### Instructions to follow
Print out every record exactly as it appears.

(Items from a dataset)
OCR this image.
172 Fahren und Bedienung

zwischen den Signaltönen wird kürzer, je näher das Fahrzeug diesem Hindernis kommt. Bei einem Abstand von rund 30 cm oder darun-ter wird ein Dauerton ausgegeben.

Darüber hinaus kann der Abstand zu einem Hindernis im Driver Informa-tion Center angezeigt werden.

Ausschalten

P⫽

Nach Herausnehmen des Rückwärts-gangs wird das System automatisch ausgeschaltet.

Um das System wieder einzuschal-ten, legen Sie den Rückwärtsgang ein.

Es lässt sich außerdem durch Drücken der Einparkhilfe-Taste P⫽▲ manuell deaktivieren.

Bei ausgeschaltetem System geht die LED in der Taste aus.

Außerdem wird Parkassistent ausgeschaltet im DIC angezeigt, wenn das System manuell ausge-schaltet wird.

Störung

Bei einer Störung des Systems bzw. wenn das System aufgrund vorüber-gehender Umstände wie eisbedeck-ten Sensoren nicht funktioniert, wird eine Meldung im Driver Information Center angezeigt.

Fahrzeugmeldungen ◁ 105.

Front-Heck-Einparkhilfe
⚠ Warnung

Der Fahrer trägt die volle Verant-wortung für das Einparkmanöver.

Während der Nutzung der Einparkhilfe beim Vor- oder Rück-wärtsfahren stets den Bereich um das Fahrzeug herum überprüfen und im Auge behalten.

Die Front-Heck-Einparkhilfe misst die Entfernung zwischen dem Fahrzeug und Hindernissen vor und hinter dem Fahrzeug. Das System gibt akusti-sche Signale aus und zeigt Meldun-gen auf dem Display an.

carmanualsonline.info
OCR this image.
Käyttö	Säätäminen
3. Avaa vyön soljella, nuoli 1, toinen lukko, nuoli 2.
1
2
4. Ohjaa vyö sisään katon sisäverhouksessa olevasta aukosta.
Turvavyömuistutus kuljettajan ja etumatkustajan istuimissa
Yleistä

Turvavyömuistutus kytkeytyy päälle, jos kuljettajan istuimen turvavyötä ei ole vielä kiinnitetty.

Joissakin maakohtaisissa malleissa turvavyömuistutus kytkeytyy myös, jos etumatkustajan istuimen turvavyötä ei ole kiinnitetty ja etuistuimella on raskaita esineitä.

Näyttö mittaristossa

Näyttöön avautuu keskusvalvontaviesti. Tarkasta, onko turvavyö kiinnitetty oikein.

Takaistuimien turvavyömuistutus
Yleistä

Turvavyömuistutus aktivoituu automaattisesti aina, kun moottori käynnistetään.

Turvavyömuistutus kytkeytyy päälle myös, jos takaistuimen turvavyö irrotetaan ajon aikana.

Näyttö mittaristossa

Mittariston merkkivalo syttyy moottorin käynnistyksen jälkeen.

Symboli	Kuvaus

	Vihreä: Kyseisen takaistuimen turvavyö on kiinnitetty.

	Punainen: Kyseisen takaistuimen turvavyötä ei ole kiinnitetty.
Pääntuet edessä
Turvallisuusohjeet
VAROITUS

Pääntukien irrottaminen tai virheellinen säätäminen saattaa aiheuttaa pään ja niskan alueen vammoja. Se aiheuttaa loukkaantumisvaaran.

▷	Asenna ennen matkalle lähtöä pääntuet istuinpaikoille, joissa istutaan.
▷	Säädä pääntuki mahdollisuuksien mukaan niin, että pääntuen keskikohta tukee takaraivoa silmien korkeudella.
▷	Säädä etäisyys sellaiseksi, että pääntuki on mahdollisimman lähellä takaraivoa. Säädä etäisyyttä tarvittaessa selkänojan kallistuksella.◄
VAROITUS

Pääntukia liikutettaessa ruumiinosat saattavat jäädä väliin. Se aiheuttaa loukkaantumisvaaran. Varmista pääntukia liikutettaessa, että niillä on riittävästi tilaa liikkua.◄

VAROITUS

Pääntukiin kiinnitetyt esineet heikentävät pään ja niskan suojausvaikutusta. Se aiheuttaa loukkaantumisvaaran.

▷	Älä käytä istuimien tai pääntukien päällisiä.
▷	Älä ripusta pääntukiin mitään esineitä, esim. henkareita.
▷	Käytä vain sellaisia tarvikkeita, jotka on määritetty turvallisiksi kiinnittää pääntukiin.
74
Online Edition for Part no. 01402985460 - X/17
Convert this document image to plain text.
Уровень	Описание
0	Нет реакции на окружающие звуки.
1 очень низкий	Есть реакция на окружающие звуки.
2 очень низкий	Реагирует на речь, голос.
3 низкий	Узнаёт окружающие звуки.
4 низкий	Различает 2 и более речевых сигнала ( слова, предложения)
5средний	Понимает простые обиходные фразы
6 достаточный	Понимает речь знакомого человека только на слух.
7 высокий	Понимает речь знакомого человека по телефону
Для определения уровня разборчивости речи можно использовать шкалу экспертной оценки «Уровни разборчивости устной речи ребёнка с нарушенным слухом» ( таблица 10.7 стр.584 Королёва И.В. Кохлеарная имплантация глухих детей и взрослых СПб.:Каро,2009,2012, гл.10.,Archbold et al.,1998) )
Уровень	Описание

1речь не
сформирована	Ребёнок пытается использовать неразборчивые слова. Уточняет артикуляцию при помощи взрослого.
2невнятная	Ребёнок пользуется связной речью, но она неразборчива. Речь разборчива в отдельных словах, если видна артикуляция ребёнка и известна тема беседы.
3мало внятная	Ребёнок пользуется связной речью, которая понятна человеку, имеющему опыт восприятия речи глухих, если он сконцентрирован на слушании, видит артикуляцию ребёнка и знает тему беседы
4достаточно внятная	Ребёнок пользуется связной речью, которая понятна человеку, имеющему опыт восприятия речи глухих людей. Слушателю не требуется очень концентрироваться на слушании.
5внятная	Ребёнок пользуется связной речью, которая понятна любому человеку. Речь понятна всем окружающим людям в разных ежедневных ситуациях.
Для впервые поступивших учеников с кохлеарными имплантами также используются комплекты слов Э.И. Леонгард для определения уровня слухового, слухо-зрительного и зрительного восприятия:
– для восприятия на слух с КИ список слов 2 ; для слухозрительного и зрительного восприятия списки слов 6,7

### Written answer
OCR this image.
172 Fahren und Bedienung

zwischen den Signaltönen wird kürzer, je näher das Fahrzeug diesem Hindernis kommt. Bei einem Abstand von rund 30 cm oder darun-ter wird ein Dauerton ausgegeben.

Darüber hinaus kann der Abstand zu einem Hindernis im Driver Informa-tion Center angezeigt werden.

Ausschalten

P⫽

Nach Herausnehmen des Rückwärts-gangs wird das System automatisch ausgeschaltet.

Um das System wieder einzuschal-ten, legen Sie den Rückwärtsgang ein.

Es lässt sich außerdem durch Drücken der Einparkhilfe-Taste P⫽▲ manuell deaktivieren.

Bei ausgeschaltetem System geht die LED in der Taste aus.

Außerdem wird Parkassistent ausgeschaltet im DIC angezeigt, wenn das System manuell ausge-schaltet wird.

Störung

Bei einer Störung des Systems bzw. wenn das System aufgrund vorüber-gehender Umstände wie eisbedeck-ten Sensoren nicht funktioniert, wird eine Meldung im Driver Information Center angezeigt.

Fahrzeugmeldungen ◁ 105.

Front-Heck-Einparkhilfe
⚠ Warnung

Der Fahrer trägt die volle Verant-wortung für das Einparkmanöver.

Während der Nutzung der Einparkhilfe beim Vor- oder Rück-wärtsfahren stets den Bereich um das Fahrzeug herum überprüfen und im Auge behalten.

Die Front-Heck-Einparkhilfe misst die Entfernung zwischen dem Fahrzeug und Hindernissen vor und hinter dem Fahrzeug. Das System gibt akusti-sche Signale aus und zeigt Meldun-gen auf dem Display an.

carmanualsonline.info
OCR this image.
Käyttö	Säätäminen
3. Avaa vyön soljella, nuoli 1, toinen lukko, nuoli 2.
1
2
4. Ohjaa vyö sisään katon sisäverhouksessa olevasta aukosta.
Turvavyömuistutus kuljettajan ja etumatkustajan istuimissa
Yleistä

Turvavyömuistutus kytkeytyy päälle, jos kuljettajan istuimen turvavyötä ei ole vielä kiinnitetty.

Joissakin maakohtaisissa malleissa turvavyömuistutus kytkeytyy myös, jos etumatkustajan istuimen turvavyötä ei ole kiinnitetty ja etuistuimella on raskaita esineitä.

Näyttö mittaristossa

Näyttöön avautuu keskusvalvontaviesti. Tarkasta, onko turvavyö kiinnitetty oikein.

Takaistuimien turvavyömuistutus
Yleistä

Turvavyömuistutus aktivoituu automaattisesti aina, kun moottori käynnistetään.

Turvavyömuistutus kytkeytyy päälle myös, jos takaistuimen turvavyö irrotetaan ajon aikana.

Näyttö mittaristossa

Mittariston merkkivalo syttyy moottorin käynnistyksen jälkeen.

Symboli	Kuvaus

	Vihreä: Kyseisen takaistuimen turvavyö on kiinnitetty.

	Punainen: Kyseisen takaistuimen turvavyötä ei ole kiinnitetty.
Pääntuet edessä
Turvallisuusohjeet
VAROITUS

Pääntukien irrottaminen tai virheellinen säätäminen saattaa aiheuttaa pään ja niskan alueen vammoja. Se aiheuttaa loukkaantumisvaaran.

▷	Asenna ennen matkalle lähtöä pääntuet istuinpaikoille, joissa istutaan.
▷	Säädä pääntuki mahdollisuuksien mukaan niin, että pääntuen keskikohta tukee takaraivoa silmien korkeudella.
▷	Säädä etäisyys sellaiseksi, että pääntuki on mahdollisimman lähellä takaraivoa. Säädä etäisyyttä tarvittaessa selkänojan kallistuksella.◄
VAROITUS

Pääntukia liikutettaessa ruumiinosat saattavat jäädä väliin. Se aiheuttaa loukkaantumisvaaran. Varmista pääntukia liikutettaessa, että niillä on riittävästi tilaa liikkua.◄

VAROITUS

Pääntukiin kiinnitetyt esineet heikentävät pään ja niskan suojausvaikutusta. Se aiheuttaa loukkaantumisvaaran.

▷	Älä käytä istuimien tai pääntukien päällisiä.
▷	Älä ripusta pääntukiin mitään esineitä, esim. henkareita.
▷	Käytä vain sellaisia tarvikkeita, jotka on määritetty turvallisiksi kiinnittää pääntukiin.
74
Online Edition for Part no. 01402985460 - X/17
Convert this document image to plain text.
Уровень	Описание
0	Нет реакции на окружающие звуки.
1 очень низкий	Есть реакция на окружающие звуки.
2 очень низкий	Реагирует на речь, голос.
3 низкий	Узнаёт окружающие звуки.
4 низкий	Различает 2 и более речевых сигнала ( слова, предложения)
5средний	Понимает простые обиходные фразы
6 достаточный	Понимает речь знакомого человека только на слух.
7 высокий	Понимает речь знакомого человека по телефону
Для определения уровня разборчивости речи можно использовать шкалу экспертной оценки «Уровни разборчивости устной речи ребёнка с нарушенным слухом» ( таблица 10.7 стр.584 Королёва И.В. Кохлеарная имплантация глухих детей и взрослых СПб.:Каро,2009,2012, гл.10.,Archbold et al.,1998) )
Уровень	Описание

1речь не
сформирована	Ребёнок пытается использовать неразборчивые слова. Уточняет артикуляцию при помощи взрослого.
2невнятная	Ребёнок пользуется связной речью, но она неразборчива. Речь разборчива в отдельных словах, если видна артикуляция ребёнка и известна тема беседы.
3мало внятная	Ребёнок пользуется связной речью, которая понятна человеку, имеющему опыт восприятия речи глухих, если он сконцентрирован на слушании, видит артикуляцию ребёнка и знает тему беседы
4достаточно внятная	Ребёнок пользуется связной речью, которая понятна человеку, имеющему опыт восприятия речи глухих людей. Слушателю не требуется очень концентрироваться на слушании.
5внятная	Ребёнок пользуется связной речью, которая понятна любому человеку. Речь понятна всем окружающим людям в разных ежедневных ситуациях.
Для впервые поступивших учеников с кохлеарными имплантами также используются комплекты слов Э.И. Леонгард для определения уровня слухового, слухо-зрительного и зрительного восприятия:
– для восприятия на слух с КИ список слов 2 ; для слухозрительного и зрительного восприятия списки слов 6,7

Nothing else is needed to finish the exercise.